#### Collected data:
|---|
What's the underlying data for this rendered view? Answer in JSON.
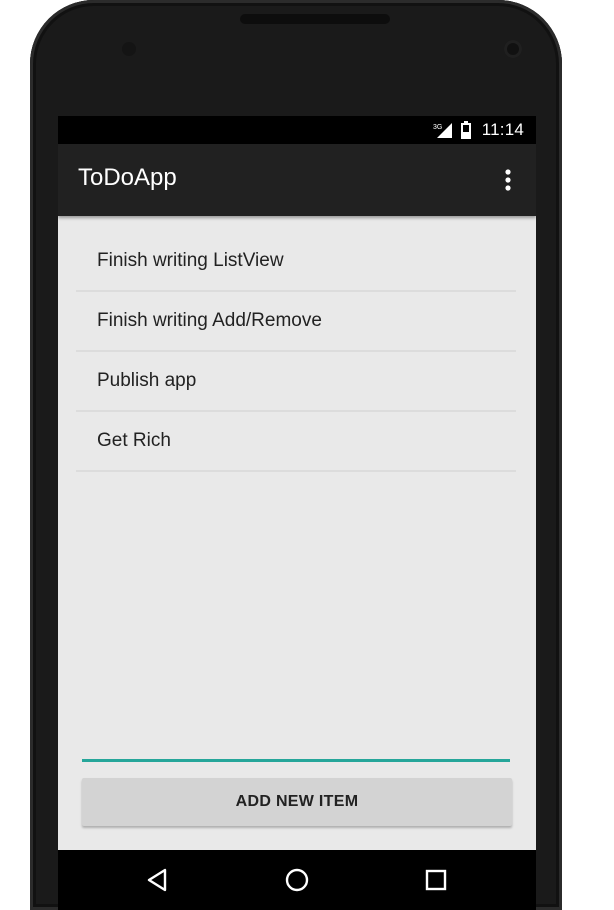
{
  "status_bar": {
    "time": "11:14",
    "signal_icon": "cell-signal-icon",
    "battery_icon": "battery-icon"
  },
  "app_bar": {
    "title": "ToDoApp",
    "overflow_icon": "overflow-menu-icon"
  },
  "todo_items": [
    {
      "label": "Finish writing ListView"
    },
    {
      "label": "Finish writing Add/Remove"
    },
    {
      "label": "Publish app"
    },
    {
      "label": "Get Rich"
    }
  ],
  "new_item": {
    "value": "",
    "placeholder": "",
    "button_label": "ADD NEW ITEM"
  },
  "nav_bar": {
    "back_icon": "back-triangle-icon",
    "home_icon": "home-circle-icon",
    "recents_icon": "recents-square-icon"
  },
  "colors": {
    "accent": "#26a69a",
    "app_bar": "#212121",
    "background": "#e9e9e9",
    "button": "#d3d3d3"
  }
}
|---|
#### SHORT EXERCISE:
Repeat the data exactly, without the pictures.

#### COMPLETED EXERCISE:
What's the underlying data for this rendered view? Answer in JSON.
{
  "status_bar": {
    "time": "11:14",
    "signal_icon": "cell-signal-icon",
    "battery_icon": "battery-icon"
  },
  "app_bar": {
    "title": "ToDoApp",
    "overflow_icon": "overflow-menu-icon"
  },
  "todo_items": [
    {
      "label": "Finish writing ListView"
    },
    {
      "label": "Finish writing Add/Remove"
    },
    {
      "label": "Publish app"
    },
    {
      "label": "Get Rich"
    }
  ],
  "new_item": {
    "value": "",
    "placeholder": "",
    "button_label": "ADD NEW ITEM"
  },
  "nav_bar": {
    "back_icon": "back-triangle-icon",
    "home_icon": "home-circle-icon",
    "recents_icon": "recents-square-icon"
  },
  "colors": {
    "accent": "#26a69a",
    "app_bar": "#212121",
    "background": "#e9e9e9",
    "button": "#d3d3d3"
  }
}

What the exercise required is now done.